Goal:
Answer with the number of lines in the listing below that contain the word "relays", and nothing else.

#### Supplied entries

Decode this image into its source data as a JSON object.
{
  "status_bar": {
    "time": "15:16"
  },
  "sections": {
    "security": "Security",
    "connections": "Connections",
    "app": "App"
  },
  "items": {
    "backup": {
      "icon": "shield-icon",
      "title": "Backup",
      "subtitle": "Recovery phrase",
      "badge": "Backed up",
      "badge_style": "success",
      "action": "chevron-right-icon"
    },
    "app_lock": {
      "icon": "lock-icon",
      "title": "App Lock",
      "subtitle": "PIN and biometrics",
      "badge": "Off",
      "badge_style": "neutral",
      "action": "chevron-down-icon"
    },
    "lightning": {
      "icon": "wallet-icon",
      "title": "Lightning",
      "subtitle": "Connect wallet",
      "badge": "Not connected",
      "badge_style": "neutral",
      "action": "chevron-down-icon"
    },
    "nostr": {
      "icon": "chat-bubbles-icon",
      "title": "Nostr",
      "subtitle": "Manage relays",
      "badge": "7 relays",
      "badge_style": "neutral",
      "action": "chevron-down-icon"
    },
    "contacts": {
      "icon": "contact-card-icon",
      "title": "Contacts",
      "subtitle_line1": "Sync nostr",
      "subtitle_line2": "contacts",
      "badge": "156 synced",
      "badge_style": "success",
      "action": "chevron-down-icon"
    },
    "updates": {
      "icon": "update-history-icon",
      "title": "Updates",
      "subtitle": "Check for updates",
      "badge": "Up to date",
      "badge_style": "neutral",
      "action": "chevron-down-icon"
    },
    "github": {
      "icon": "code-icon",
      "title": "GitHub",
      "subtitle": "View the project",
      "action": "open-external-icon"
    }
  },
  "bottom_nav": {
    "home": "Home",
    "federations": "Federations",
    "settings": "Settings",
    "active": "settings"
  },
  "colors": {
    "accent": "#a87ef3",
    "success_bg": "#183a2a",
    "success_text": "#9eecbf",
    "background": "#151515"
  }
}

########

Final result:
2